**Challenge:** Exclude images, then output the remaining data verbatim.

— begin Dataset records —

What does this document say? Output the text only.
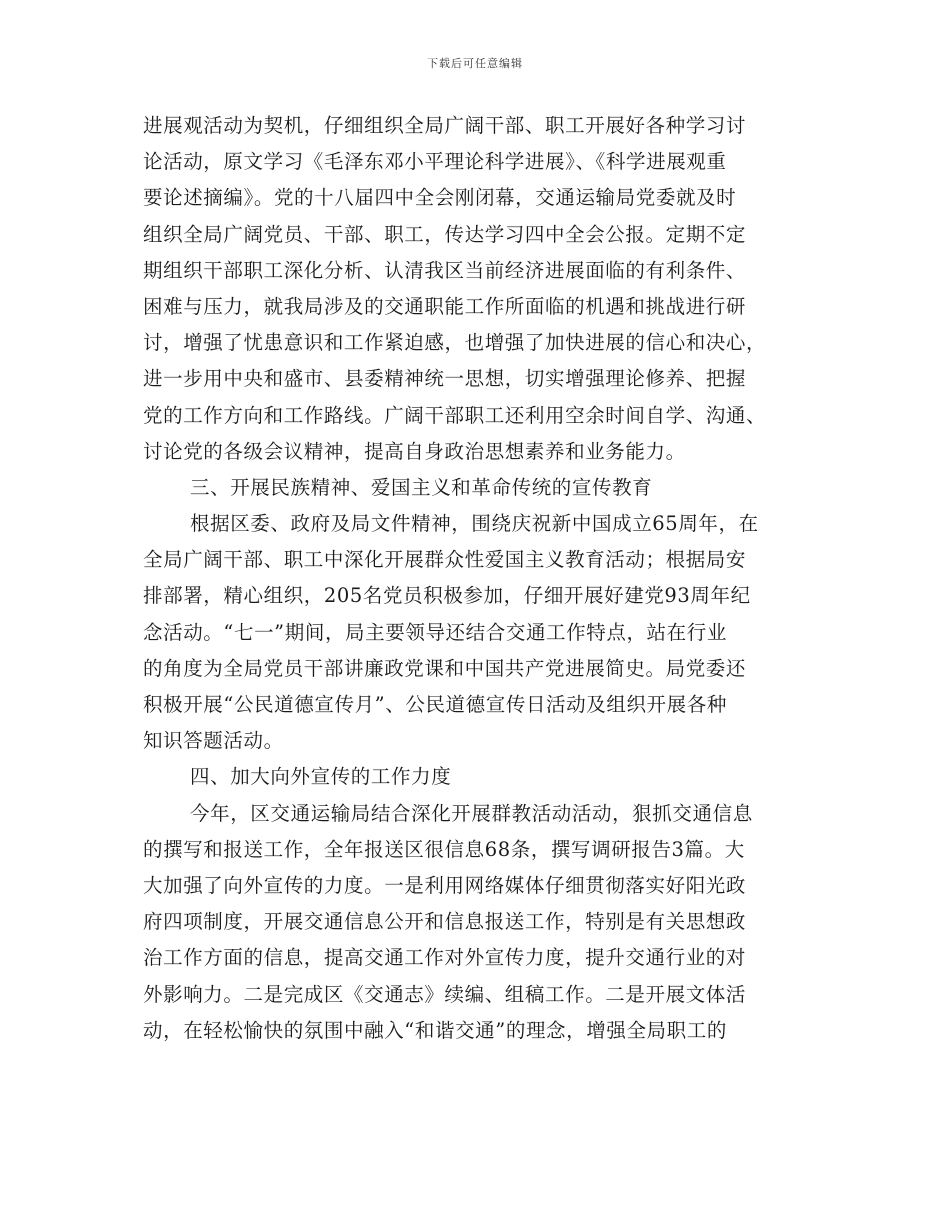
下载后可任意编辑
进展观活动为契机，仔细组织全局广阔干部、职工开展好各种学习讨
论活动，原文学习《毛泽东邓小平理论科学进展》、《科学进展观重
要论述摘编》。党的十八届四中全会刚闭幕，交通运输局党委就及时
组织全局广阔党员、干部、职工，传达学习四中全会公报。定期不定
期组织干部职工深化分析、认清我区当前经济进展面临的有利条件、
困难与压力，就我局涉及的交通职能工作所面临的机遇和挑战进行研
讨，增强了忧患意识和工作紧迫感，也增强了加快进展的信心和决心，
进一步用中央和盛市、县委精神统一思想，切实增强理论修养、把握
党的工作方向和工作路线。广阔干部职工还利用空余时间自学、沟通、
讨论党的各级会议精神，提高自身政治思想素养和业务能力。
三、开展民族精神、爱国主义和革命传统的宣传教育
根据区委、政府及局文件精神，围绕庆祝新中国成立65周年，在
全局广阔干部、职工中深化开展群众性爱国主义教育活动；根据局安
排部署，精心组织，205名党员积极参加，仔细开展好建党93周年纪
念活动。“七一”期间，局主要领导还结合交通工作特点，站在行业
的角度为全局党员干部讲廉政党课和中国共产党进展简史。局党委还
积极开展“公民道德宣传月”、公民道德宣传日活动及组织开展各种
知识答题活动。
四、加大向外宣传的工作力度
今年，区交通运输局结合深化开展群教活动活动，狠抓交通信息
的撰写和报送工作，全年报送区很信息68条，撰写调研报告3篇。大
大加强了向外宣传的力度。一是利用网络媒体仔细贯彻落实好阳光政
府四项制度，开展交通信息公开和信息报送工作，特别是有关思想政
治工作方面的信息，提高交通工作对外宣传力度，提升交通行业的对
外影响力。二是完成区《交通志》续编、组稿工作。二是开展文体活
动，在轻松愉快的氛围中融入“和谐交通”的理念，增强全局职工的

— end Dataset records —

**Full answer:**
What does this document say? Output the text only.
下载后可任意编辑
进展观活动为契机，仔细组织全局广阔干部、职工开展好各种学习讨
论活动，原文学习《毛泽东邓小平理论科学进展》、《科学进展观重
要论述摘编》。党的十八届四中全会刚闭幕，交通运输局党委就及时
组织全局广阔党员、干部、职工，传达学习四中全会公报。定期不定
期组织干部职工深化分析、认清我区当前经济进展面临的有利条件、
困难与压力，就我局涉及的交通职能工作所面临的机遇和挑战进行研
讨，增强了忧患意识和工作紧迫感，也增强了加快进展的信心和决心，
进一步用中央和盛市、县委精神统一思想，切实增强理论修养、把握
党的工作方向和工作路线。广阔干部职工还利用空余时间自学、沟通、
讨论党的各级会议精神，提高自身政治思想素养和业务能力。
三、开展民族精神、爱国主义和革命传统的宣传教育
根据区委、政府及局文件精神，围绕庆祝新中国成立65周年，在
全局广阔干部、职工中深化开展群众性爱国主义教育活动；根据局安
排部署，精心组织，205名党员积极参加，仔细开展好建党93周年纪
念活动。“七一”期间，局主要领导还结合交通工作特点，站在行业
的角度为全局党员干部讲廉政党课和中国共产党进展简史。局党委还
积极开展“公民道德宣传月”、公民道德宣传日活动及组织开展各种
知识答题活动。
四、加大向外宣传的工作力度
今年，区交通运输局结合深化开展群教活动活动，狠抓交通信息
的撰写和报送工作，全年报送区很信息68条，撰写调研报告3篇。大
大加强了向外宣传的力度。一是利用网络媒体仔细贯彻落实好阳光政
府四项制度，开展交通信息公开和信息报送工作，特别是有关思想政
治工作方面的信息，提高交通工作对外宣传力度，提升交通行业的对
外影响力。二是完成区《交通志》续编、组稿工作。二是开展文体活
动，在轻松愉快的氛围中融入“和谐交通”的理念，增强全局职工的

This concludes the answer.